Requirements ->
Give the number of lines holding the string "date" and nothing more.

Raw records ->
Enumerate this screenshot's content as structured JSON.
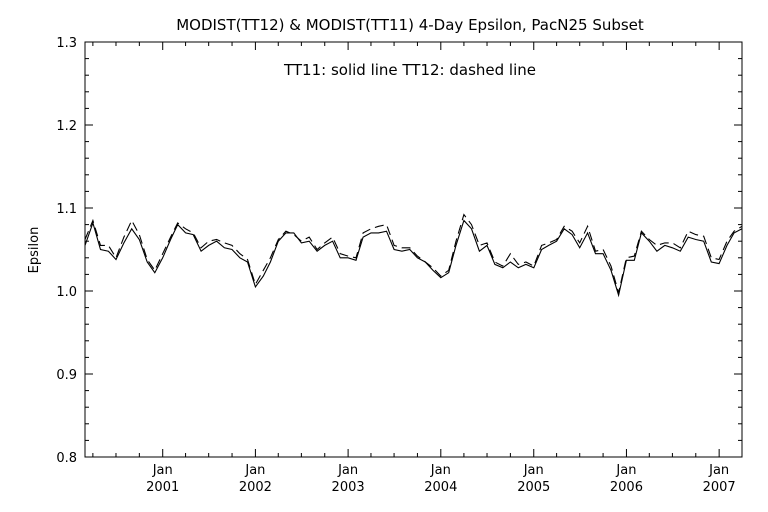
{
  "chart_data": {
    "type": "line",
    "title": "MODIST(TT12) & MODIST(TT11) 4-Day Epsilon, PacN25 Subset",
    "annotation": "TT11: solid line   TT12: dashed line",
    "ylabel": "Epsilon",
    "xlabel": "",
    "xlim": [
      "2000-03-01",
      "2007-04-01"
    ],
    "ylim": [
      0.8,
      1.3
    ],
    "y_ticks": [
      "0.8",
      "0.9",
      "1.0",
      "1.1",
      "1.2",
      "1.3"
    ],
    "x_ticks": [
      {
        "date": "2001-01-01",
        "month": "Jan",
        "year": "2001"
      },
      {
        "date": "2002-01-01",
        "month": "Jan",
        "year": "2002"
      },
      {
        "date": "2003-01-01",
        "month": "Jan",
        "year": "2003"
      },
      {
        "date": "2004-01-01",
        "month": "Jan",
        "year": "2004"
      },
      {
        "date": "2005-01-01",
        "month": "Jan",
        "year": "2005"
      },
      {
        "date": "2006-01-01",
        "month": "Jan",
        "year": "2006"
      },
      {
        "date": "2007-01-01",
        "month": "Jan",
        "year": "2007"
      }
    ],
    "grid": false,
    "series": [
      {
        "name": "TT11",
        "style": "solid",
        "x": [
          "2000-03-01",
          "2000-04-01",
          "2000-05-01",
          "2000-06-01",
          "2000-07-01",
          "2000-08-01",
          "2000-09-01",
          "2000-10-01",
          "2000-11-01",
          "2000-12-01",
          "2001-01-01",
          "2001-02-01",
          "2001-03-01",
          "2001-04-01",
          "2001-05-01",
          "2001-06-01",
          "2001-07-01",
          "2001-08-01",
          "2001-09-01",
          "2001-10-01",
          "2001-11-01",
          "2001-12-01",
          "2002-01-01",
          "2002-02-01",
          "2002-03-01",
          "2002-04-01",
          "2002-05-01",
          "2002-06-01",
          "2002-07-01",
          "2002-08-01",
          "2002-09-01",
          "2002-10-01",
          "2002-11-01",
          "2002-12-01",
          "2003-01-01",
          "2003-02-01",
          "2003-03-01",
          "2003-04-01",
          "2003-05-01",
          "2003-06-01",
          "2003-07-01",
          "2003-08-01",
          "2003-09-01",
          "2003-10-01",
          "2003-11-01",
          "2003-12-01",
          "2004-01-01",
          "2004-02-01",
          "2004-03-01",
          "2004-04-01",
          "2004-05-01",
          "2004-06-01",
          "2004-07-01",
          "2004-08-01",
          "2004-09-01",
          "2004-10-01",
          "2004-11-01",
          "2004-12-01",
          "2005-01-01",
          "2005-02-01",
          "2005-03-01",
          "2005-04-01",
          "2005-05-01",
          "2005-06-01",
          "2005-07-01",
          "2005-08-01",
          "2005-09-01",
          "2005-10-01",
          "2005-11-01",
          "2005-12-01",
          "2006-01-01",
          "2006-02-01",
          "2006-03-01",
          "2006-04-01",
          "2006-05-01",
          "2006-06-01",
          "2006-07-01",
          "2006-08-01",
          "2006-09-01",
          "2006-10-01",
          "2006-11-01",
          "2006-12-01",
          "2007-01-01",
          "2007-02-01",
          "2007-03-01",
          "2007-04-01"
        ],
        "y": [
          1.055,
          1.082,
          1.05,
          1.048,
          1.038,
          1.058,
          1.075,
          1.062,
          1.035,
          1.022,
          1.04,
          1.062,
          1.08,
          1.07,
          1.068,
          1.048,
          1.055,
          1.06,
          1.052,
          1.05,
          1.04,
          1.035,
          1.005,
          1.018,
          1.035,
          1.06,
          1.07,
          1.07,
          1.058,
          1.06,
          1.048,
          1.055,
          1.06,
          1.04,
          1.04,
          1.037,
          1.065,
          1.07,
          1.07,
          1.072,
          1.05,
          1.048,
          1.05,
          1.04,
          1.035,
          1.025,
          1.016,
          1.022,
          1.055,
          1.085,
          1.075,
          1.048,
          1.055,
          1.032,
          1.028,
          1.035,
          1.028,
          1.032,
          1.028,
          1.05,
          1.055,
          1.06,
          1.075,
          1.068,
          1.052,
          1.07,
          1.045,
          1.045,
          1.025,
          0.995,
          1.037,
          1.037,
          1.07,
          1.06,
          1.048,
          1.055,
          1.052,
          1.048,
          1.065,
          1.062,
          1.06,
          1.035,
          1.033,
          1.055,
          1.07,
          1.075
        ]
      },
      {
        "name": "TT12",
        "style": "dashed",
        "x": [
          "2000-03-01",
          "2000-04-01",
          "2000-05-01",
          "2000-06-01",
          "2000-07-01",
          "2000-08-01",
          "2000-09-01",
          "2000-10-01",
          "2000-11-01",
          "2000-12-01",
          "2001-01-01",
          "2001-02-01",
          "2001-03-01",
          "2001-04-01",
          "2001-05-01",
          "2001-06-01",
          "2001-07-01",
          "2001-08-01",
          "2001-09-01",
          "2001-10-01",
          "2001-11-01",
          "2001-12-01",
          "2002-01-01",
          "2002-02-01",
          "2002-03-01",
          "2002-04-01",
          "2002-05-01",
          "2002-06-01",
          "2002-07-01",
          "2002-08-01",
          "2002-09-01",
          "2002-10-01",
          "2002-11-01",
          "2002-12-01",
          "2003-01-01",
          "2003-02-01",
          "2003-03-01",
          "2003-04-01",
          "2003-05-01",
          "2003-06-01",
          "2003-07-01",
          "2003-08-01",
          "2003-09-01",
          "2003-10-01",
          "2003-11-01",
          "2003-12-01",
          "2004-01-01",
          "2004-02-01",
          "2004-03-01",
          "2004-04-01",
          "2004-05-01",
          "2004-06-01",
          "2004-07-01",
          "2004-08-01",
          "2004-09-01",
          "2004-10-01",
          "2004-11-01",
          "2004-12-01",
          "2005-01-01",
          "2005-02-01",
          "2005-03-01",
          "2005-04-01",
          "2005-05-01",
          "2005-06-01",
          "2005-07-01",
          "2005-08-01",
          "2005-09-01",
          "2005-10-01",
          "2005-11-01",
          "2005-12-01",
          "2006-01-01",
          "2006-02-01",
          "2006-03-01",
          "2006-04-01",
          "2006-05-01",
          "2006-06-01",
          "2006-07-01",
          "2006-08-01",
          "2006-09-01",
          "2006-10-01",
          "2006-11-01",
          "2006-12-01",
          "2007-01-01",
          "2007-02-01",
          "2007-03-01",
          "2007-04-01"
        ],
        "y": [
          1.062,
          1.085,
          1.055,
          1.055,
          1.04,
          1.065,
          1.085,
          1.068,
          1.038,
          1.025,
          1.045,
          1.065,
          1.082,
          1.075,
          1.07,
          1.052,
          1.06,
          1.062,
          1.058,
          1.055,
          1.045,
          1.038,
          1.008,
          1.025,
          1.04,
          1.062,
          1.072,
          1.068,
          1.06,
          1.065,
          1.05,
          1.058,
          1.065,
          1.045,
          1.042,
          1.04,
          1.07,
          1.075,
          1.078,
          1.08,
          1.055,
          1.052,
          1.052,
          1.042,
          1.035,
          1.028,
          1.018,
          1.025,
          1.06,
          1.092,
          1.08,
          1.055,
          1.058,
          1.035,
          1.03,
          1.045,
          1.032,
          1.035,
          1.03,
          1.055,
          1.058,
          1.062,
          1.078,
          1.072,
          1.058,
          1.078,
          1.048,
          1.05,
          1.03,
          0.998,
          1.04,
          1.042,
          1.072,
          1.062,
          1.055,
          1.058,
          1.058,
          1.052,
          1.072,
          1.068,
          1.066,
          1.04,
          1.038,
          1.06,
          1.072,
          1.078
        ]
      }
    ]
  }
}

* * *

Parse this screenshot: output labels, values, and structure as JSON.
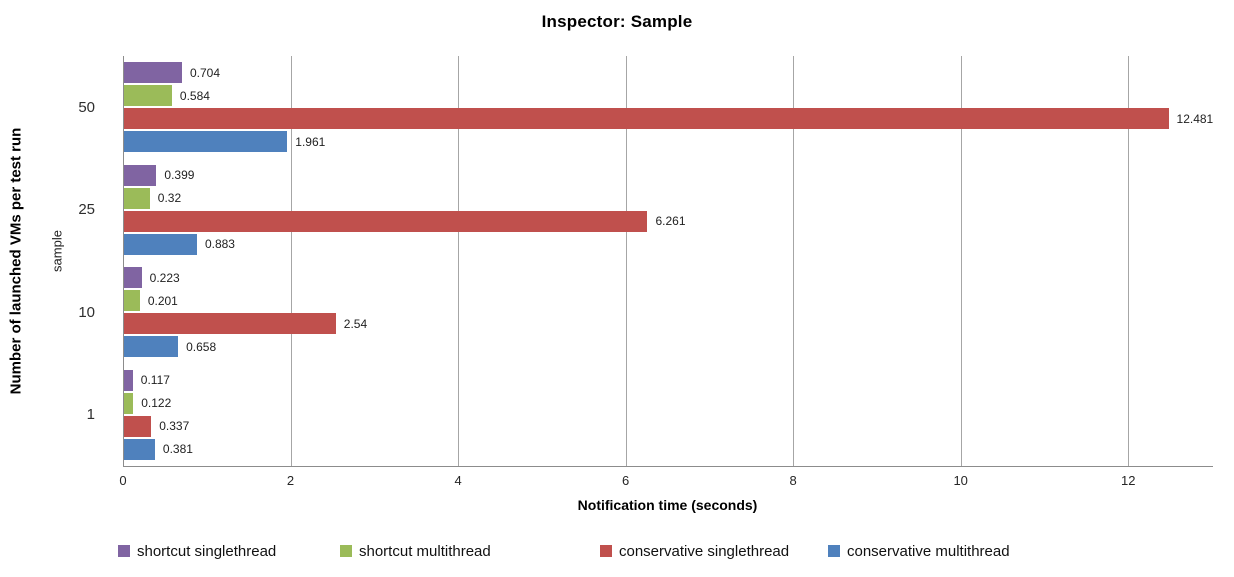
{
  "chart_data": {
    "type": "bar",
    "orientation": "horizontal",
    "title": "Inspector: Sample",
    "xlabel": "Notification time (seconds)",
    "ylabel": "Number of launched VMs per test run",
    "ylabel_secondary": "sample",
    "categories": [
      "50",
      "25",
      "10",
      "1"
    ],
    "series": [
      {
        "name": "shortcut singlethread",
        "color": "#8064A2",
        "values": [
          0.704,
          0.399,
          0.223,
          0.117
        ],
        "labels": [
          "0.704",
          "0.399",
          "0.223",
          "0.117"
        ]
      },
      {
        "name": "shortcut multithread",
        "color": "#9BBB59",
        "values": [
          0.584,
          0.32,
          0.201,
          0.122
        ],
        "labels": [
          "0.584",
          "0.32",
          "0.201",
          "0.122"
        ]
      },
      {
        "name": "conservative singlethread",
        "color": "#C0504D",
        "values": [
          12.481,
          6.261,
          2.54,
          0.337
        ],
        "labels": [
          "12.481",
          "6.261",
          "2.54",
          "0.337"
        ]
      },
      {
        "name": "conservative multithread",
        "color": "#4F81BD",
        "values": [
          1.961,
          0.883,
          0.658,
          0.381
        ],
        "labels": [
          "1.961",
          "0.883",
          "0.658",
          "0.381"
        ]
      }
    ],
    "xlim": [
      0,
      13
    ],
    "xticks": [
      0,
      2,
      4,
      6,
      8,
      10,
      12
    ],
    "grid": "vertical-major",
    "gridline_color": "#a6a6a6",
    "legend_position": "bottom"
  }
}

Exercise answer ->
7